(Figure collection entries)
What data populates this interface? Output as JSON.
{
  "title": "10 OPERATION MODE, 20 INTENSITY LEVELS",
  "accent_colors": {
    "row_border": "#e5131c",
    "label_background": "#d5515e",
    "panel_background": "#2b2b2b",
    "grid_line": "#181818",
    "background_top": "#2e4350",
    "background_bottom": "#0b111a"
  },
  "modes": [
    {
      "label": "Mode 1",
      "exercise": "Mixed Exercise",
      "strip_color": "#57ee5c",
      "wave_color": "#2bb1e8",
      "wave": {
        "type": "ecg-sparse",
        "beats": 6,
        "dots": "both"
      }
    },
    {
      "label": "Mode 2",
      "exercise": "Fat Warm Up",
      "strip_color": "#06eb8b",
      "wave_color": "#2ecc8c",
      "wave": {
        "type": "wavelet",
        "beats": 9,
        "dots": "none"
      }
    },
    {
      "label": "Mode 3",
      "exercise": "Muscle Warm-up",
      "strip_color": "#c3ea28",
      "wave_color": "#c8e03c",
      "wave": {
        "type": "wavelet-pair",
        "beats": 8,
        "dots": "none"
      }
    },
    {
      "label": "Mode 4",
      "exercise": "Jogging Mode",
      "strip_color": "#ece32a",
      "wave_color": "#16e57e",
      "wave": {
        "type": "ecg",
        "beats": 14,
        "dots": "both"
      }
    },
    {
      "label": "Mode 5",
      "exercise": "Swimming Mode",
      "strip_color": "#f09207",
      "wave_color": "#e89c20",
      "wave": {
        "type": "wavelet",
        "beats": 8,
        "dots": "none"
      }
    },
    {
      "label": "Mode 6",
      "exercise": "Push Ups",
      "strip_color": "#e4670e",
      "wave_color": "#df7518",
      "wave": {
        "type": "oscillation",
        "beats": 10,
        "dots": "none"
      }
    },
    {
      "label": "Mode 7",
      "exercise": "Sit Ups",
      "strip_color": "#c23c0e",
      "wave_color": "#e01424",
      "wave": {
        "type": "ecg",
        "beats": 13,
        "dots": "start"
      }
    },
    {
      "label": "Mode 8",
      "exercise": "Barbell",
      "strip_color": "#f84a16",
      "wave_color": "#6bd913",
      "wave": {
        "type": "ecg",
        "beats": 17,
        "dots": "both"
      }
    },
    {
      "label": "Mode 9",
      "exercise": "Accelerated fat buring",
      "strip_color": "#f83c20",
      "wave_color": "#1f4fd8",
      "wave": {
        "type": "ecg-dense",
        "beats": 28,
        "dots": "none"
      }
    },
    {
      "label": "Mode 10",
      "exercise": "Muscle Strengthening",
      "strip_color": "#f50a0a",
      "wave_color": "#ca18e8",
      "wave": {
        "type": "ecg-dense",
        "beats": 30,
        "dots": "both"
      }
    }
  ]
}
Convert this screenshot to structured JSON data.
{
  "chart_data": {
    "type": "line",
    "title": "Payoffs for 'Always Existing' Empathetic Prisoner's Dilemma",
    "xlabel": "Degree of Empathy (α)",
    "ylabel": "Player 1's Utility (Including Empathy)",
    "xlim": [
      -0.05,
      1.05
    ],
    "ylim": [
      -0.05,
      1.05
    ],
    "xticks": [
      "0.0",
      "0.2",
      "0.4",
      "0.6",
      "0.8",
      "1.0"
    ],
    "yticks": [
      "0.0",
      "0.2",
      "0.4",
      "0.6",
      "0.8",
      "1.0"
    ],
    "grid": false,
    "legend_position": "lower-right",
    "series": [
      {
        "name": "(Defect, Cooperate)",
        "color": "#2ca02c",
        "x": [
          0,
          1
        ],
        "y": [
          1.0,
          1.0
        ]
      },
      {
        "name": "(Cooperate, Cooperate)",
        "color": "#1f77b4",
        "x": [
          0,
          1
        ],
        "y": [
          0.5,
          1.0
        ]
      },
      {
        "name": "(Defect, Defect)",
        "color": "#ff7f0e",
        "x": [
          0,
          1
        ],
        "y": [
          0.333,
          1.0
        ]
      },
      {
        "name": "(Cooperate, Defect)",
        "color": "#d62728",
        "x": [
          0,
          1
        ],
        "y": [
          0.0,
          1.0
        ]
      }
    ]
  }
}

Stated goal>
Copy all of the material word for word.

Task result>
What data populates this interface? Output as JSON.
{
  "title": "10 OPERATION MODE, 20 INTENSITY LEVELS",
  "accent_colors": {
    "row_border": "#e5131c",
    "label_background": "#d5515e",
    "panel_background": "#2b2b2b",
    "grid_line": "#181818",
    "background_top": "#2e4350",
    "background_bottom": "#0b111a"
  },
  "modes": [
    {
      "label": "Mode 1",
      "exercise": "Mixed Exercise",
      "strip_color": "#57ee5c",
      "wave_color": "#2bb1e8",
      "wave": {
        "type": "ecg-sparse",
        "beats": 6,
        "dots": "both"
      }
    },
    {
      "label": "Mode 2",
      "exercise": "Fat Warm Up",
      "strip_color": "#06eb8b",
      "wave_color": "#2ecc8c",
      "wave": {
        "type": "wavelet",
        "beats": 9,
        "dots": "none"
      }
    },
    {
      "label": "Mode 3",
      "exercise": "Muscle Warm-up",
      "strip_color": "#c3ea28",
      "wave_color": "#c8e03c",
      "wave": {
        "type": "wavelet-pair",
        "beats": 8,
        "dots": "none"
      }
    },
    {
      "label": "Mode 4",
      "exercise": "Jogging Mode",
      "strip_color": "#ece32a",
      "wave_color": "#16e57e",
      "wave": {
        "type": "ecg",
        "beats": 14,
        "dots": "both"
      }
    },
    {
      "label": "Mode 5",
      "exercise": "Swimming Mode",
      "strip_color": "#f09207",
      "wave_color": "#e89c20",
      "wave": {
        "type": "wavelet",
        "beats": 8,
        "dots": "none"
      }
    },
    {
      "label": "Mode 6",
      "exercise": "Push Ups",
      "strip_color": "#e4670e",
      "wave_color": "#df7518",
      "wave": {
        "type": "oscillation",
        "beats": 10,
        "dots": "none"
      }
    },
    {
      "label": "Mode 7",
      "exercise": "Sit Ups",
      "strip_color": "#c23c0e",
      "wave_color": "#e01424",
      "wave": {
        "type": "ecg",
        "beats": 13,
        "dots": "start"
      }
    },
    {
      "label": "Mode 8",
      "exercise": "Barbell",
      "strip_color": "#f84a16",
      "wave_color": "#6bd913",
      "wave": {
        "type": "ecg",
        "beats": 17,
        "dots": "both"
      }
    },
    {
      "label": "Mode 9",
      "exercise": "Accelerated fat buring",
      "strip_color": "#f83c20",
      "wave_color": "#1f4fd8",
      "wave": {
        "type": "ecg-dense",
        "beats": 28,
        "dots": "none"
      }
    },
    {
      "label": "Mode 10",
      "exercise": "Muscle Strengthening",
      "strip_color": "#f50a0a",
      "wave_color": "#ca18e8",
      "wave": {
        "type": "ecg-dense",
        "beats": 30,
        "dots": "both"
      }
    }
  ]
}
Convert this screenshot to structured JSON data.
{
  "chart_data": {
    "type": "line",
    "title": "Payoffs for 'Always Existing' Empathetic Prisoner's Dilemma",
    "xlabel": "Degree of Empathy (α)",
    "ylabel": "Player 1's Utility (Including Empathy)",
    "xlim": [
      -0.05,
      1.05
    ],
    "ylim": [
      -0.05,
      1.05
    ],
    "xticks": [
      "0.0",
      "0.2",
      "0.4",
      "0.6",
      "0.8",
      "1.0"
    ],
    "yticks": [
      "0.0",
      "0.2",
      "0.4",
      "0.6",
      "0.8",
      "1.0"
    ],
    "grid": false,
    "legend_position": "lower-right",
    "series": [
      {
        "name": "(Defect, Cooperate)",
        "color": "#2ca02c",
        "x": [
          0,
          1
        ],
        "y": [
          1.0,
          1.0
        ]
      },
      {
        "name": "(Cooperate, Cooperate)",
        "color": "#1f77b4",
        "x": [
          0,
          1
        ],
        "y": [
          0.5,
          1.0
        ]
      },
      {
        "name": "(Defect, Defect)",
        "color": "#ff7f0e",
        "x": [
          0,
          1
        ],
        "y": [
          0.333,
          1.0
        ]
      },
      {
        "name": "(Cooperate, Defect)",
        "color": "#d62728",
        "x": [
          0,
          1
        ],
        "y": [
          0.0,
          1.0
        ]
      }
    ]
  }
}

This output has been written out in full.